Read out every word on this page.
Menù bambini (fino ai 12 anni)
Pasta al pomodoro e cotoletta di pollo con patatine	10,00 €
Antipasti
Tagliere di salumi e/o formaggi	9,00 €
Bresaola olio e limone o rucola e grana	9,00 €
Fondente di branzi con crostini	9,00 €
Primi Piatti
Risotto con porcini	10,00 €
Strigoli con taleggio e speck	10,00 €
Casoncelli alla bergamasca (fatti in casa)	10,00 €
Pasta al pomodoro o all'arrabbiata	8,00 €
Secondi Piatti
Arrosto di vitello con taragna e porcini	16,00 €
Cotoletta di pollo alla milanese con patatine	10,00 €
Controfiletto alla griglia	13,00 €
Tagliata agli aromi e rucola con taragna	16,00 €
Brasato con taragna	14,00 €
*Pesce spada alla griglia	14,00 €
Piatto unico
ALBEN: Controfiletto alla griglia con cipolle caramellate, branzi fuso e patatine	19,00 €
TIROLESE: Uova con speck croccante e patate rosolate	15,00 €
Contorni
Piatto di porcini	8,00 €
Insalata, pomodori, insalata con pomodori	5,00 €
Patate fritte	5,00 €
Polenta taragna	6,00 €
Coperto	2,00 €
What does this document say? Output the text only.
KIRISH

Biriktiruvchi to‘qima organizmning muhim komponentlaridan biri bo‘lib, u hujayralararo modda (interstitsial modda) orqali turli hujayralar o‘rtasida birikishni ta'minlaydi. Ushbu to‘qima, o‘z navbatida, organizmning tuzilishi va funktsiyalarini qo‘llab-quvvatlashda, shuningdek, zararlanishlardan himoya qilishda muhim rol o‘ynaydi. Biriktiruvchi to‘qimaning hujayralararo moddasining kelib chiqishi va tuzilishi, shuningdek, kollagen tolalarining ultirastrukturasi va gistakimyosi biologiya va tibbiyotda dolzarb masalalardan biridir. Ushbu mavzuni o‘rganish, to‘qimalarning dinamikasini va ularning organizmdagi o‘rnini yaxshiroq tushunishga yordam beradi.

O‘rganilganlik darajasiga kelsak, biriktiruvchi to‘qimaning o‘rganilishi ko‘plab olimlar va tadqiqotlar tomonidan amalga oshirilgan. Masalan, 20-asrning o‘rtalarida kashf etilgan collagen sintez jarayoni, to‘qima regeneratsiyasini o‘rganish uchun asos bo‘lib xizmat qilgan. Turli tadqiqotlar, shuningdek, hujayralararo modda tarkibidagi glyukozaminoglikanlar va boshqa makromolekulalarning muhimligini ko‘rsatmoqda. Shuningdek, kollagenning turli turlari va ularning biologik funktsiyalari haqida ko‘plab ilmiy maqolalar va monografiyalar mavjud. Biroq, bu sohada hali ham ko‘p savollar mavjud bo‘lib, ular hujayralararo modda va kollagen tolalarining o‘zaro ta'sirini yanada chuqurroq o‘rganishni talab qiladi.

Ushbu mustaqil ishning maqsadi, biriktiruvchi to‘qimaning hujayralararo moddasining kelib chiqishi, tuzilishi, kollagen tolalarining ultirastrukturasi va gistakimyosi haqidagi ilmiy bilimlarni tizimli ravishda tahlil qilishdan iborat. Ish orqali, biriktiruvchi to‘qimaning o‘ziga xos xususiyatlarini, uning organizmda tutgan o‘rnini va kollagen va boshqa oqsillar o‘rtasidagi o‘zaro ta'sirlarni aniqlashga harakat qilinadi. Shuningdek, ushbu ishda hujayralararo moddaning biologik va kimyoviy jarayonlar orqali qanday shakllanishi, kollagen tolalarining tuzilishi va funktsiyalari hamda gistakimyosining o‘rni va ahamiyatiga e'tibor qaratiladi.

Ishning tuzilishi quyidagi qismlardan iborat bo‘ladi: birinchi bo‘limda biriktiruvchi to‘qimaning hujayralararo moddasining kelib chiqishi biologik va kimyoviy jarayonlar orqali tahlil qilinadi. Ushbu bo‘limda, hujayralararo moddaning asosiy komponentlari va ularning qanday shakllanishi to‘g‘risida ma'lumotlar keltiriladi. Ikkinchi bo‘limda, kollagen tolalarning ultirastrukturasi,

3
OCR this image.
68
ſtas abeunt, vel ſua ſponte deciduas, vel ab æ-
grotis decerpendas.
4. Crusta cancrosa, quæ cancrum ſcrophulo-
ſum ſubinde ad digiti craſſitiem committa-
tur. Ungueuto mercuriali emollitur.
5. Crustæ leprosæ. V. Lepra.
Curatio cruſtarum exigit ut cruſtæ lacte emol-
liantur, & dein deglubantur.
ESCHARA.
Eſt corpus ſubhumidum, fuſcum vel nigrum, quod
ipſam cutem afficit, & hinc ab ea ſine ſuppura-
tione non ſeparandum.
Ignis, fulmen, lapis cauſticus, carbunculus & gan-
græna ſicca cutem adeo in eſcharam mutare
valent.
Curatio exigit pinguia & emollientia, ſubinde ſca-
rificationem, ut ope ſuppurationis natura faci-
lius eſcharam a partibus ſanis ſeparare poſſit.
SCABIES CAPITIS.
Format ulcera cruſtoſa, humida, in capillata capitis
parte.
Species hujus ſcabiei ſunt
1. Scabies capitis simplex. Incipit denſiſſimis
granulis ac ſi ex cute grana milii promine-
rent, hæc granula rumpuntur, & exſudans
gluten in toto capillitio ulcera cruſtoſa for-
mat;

□ □ □ □ □

Return every line above in which the string "taragna" occurs.

WRITTEN SOLUTION:
Arrosto di vitello con taragna e porcini	16,00 €
Tagliata agli aromi e rucola con taragna	16,00 €
Brasato con taragna	14,00 €
Polenta taragna	6,00 €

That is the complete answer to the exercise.